____ Working data

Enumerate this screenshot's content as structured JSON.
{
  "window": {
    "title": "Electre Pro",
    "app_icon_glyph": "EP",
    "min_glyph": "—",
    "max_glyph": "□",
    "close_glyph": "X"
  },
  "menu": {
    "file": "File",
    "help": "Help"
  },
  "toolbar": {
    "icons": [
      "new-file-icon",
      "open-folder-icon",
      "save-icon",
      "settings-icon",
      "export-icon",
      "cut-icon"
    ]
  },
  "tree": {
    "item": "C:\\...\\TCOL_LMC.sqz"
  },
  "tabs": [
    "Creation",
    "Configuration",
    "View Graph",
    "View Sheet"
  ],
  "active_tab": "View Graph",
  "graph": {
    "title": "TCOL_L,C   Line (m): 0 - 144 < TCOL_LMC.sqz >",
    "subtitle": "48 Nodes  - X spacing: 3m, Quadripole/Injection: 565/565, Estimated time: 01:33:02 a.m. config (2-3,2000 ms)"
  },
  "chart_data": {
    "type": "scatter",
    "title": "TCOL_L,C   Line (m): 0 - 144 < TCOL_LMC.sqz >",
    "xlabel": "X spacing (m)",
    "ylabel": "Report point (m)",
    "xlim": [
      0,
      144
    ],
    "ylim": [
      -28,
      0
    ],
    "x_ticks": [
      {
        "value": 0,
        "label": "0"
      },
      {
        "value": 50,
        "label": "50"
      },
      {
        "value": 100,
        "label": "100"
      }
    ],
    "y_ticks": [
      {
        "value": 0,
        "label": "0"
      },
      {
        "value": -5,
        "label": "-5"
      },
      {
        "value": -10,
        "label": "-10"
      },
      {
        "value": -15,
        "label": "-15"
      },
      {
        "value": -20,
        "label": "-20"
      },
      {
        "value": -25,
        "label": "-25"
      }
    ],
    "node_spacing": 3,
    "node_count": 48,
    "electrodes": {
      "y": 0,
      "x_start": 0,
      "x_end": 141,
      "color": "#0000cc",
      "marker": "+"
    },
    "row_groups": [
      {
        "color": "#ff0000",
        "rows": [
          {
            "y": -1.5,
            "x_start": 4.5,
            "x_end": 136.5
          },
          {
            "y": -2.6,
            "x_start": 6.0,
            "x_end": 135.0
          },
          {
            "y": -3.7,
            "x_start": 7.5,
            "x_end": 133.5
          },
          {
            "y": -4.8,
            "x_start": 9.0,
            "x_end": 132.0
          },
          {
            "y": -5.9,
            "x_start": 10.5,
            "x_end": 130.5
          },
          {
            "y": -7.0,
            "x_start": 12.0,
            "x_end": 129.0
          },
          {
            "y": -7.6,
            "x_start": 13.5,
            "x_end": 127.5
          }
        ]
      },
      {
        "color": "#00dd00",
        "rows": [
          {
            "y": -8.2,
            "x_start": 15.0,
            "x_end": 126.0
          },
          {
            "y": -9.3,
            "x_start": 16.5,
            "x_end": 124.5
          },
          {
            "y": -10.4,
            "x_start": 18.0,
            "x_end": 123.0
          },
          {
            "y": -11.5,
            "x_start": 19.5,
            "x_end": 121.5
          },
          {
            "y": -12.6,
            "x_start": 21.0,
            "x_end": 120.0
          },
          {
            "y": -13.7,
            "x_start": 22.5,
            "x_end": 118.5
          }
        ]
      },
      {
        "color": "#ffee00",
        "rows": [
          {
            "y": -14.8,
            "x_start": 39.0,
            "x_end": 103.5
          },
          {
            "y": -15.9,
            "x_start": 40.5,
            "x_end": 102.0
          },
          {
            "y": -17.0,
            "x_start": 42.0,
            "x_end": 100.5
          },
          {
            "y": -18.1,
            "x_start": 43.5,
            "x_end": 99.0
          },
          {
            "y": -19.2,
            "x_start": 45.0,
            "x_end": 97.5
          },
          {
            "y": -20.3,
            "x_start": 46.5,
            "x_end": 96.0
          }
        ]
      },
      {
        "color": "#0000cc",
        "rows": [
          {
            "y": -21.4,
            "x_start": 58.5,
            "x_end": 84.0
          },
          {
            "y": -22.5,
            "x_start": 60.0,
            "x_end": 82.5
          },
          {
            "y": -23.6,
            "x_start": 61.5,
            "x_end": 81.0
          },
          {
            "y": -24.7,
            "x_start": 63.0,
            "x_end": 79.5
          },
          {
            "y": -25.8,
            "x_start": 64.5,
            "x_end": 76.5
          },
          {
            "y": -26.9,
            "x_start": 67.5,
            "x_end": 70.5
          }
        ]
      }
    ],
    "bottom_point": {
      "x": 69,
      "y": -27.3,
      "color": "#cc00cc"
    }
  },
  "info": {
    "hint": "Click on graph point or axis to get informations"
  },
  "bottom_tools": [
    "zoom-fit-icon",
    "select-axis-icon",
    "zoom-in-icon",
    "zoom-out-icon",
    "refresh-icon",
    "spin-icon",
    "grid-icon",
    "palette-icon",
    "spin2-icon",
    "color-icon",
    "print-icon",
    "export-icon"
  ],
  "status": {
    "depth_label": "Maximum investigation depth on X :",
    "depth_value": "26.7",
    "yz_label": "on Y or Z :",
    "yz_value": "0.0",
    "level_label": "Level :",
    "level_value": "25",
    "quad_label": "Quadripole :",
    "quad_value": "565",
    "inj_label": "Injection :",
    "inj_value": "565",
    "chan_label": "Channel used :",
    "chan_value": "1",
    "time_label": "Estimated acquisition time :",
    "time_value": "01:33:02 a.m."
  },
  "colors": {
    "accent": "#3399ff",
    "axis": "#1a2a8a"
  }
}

________

### Request
Reproduce the material precisely, including every line.

### Correct output
Enumerate this screenshot's content as structured JSON.
{
  "window": {
    "title": "Electre Pro",
    "app_icon_glyph": "EP",
    "min_glyph": "—",
    "max_glyph": "□",
    "close_glyph": "X"
  },
  "menu": {
    "file": "File",
    "help": "Help"
  },
  "toolbar": {
    "icons": [
      "new-file-icon",
      "open-folder-icon",
      "save-icon",
      "settings-icon",
      "export-icon",
      "cut-icon"
    ]
  },
  "tree": {
    "item": "C:\\...\\TCOL_LMC.sqz"
  },
  "tabs": [
    "Creation",
    "Configuration",
    "View Graph",
    "View Sheet"
  ],
  "active_tab": "View Graph",
  "graph": {
    "title": "TCOL_L,C   Line (m): 0 - 144 < TCOL_LMC.sqz >",
    "subtitle": "48 Nodes  - X spacing: 3m, Quadripole/Injection: 565/565, Estimated time: 01:33:02 a.m. config (2-3,2000 ms)"
  },
  "chart_data": {
    "type": "scatter",
    "title": "TCOL_L,C   Line (m): 0 - 144 < TCOL_LMC.sqz >",
    "xlabel": "X spacing (m)",
    "ylabel": "Report point (m)",
    "xlim": [
      0,
      144
    ],
    "ylim": [
      -28,
      0
    ],
    "x_ticks": [
      {
        "value": 0,
        "label": "0"
      },
      {
        "value": 50,
        "label": "50"
      },
      {
        "value": 100,
        "label": "100"
      }
    ],
    "y_ticks": [
      {
        "value": 0,
        "label": "0"
      },
      {
        "value": -5,
        "label": "-5"
      },
      {
        "value": -10,
        "label": "-10"
      },
      {
        "value": -15,
        "label": "-15"
      },
      {
        "value": -20,
        "label": "-20"
      },
      {
        "value": -25,
        "label": "-25"
      }
    ],
    "node_spacing": 3,
    "node_count": 48,
    "electrodes": {
      "y": 0,
      "x_start": 0,
      "x_end": 141,
      "color": "#0000cc",
      "marker": "+"
    },
    "row_groups": [
      {
        "color": "#ff0000",
        "rows": [
          {
            "y": -1.5,
            "x_start": 4.5,
            "x_end": 136.5
          },
          {
            "y": -2.6,
            "x_start": 6.0,
            "x_end": 135.0
          },
          {
            "y": -3.7,
            "x_start": 7.5,
            "x_end": 133.5
          },
          {
            "y": -4.8,
            "x_start": 9.0,
            "x_end": 132.0
          },
          {
            "y": -5.9,
            "x_start": 10.5,
            "x_end": 130.5
          },
          {
            "y": -7.0,
            "x_start": 12.0,
            "x_end": 129.0
          },
          {
            "y": -7.6,
            "x_start": 13.5,
            "x_end": 127.5
          }
        ]
      },
      {
        "color": "#00dd00",
        "rows": [
          {
            "y": -8.2,
            "x_start": 15.0,
            "x_end": 126.0
          },
          {
            "y": -9.3,
            "x_start": 16.5,
            "x_end": 124.5
          },
          {
            "y": -10.4,
            "x_start": 18.0,
            "x_end": 123.0
          },
          {
            "y": -11.5,
            "x_start": 19.5,
            "x_end": 121.5
          },
          {
            "y": -12.6,
            "x_start": 21.0,
            "x_end": 120.0
          },
          {
            "y": -13.7,
            "x_start": 22.5,
            "x_end": 118.5
          }
        ]
      },
      {
        "color": "#ffee00",
        "rows": [
          {
            "y": -14.8,
            "x_start": 39.0,
            "x_end": 103.5
          },
          {
            "y": -15.9,
            "x_start": 40.5,
            "x_end": 102.0
          },
          {
            "y": -17.0,
            "x_start": 42.0,
            "x_end": 100.5
          },
          {
            "y": -18.1,
            "x_start": 43.5,
            "x_end": 99.0
          },
          {
            "y": -19.2,
            "x_start": 45.0,
            "x_end": 97.5
          },
          {
            "y": -20.3,
            "x_start": 46.5,
            "x_end": 96.0
          }
        ]
      },
      {
        "color": "#0000cc",
        "rows": [
          {
            "y": -21.4,
            "x_start": 58.5,
            "x_end": 84.0
          },
          {
            "y": -22.5,
            "x_start": 60.0,
            "x_end": 82.5
          },
          {
            "y": -23.6,
            "x_start": 61.5,
            "x_end": 81.0
          },
          {
            "y": -24.7,
            "x_start": 63.0,
            "x_end": 79.5
          },
          {
            "y": -25.8,
            "x_start": 64.5,
            "x_end": 76.5
          },
          {
            "y": -26.9,
            "x_start": 67.5,
            "x_end": 70.5
          }
        ]
      }
    ],
    "bottom_point": {
      "x": 69,
      "y": -27.3,
      "color": "#cc00cc"
    }
  },
  "info": {
    "hint": "Click on graph point or axis to get informations"
  },
  "bottom_tools": [
    "zoom-fit-icon",
    "select-axis-icon",
    "zoom-in-icon",
    "zoom-out-icon",
    "refresh-icon",
    "spin-icon",
    "grid-icon",
    "palette-icon",
    "spin2-icon",
    "color-icon",
    "print-icon",
    "export-icon"
  ],
  "status": {
    "depth_label": "Maximum investigation depth on X :",
    "depth_value": "26.7",
    "yz_label": "on Y or Z :",
    "yz_value": "0.0",
    "level_label": "Level :",
    "level_value": "25",
    "quad_label": "Quadripole :",
    "quad_value": "565",
    "inj_label": "Injection :",
    "inj_value": "565",
    "chan_label": "Channel used :",
    "chan_value": "1",
    "time_label": "Estimated acquisition time :",
    "time_value": "01:33:02 a.m."
  },
  "colors": {
    "accent": "#3399ff",
    "axis": "#1a2a8a"
  }
}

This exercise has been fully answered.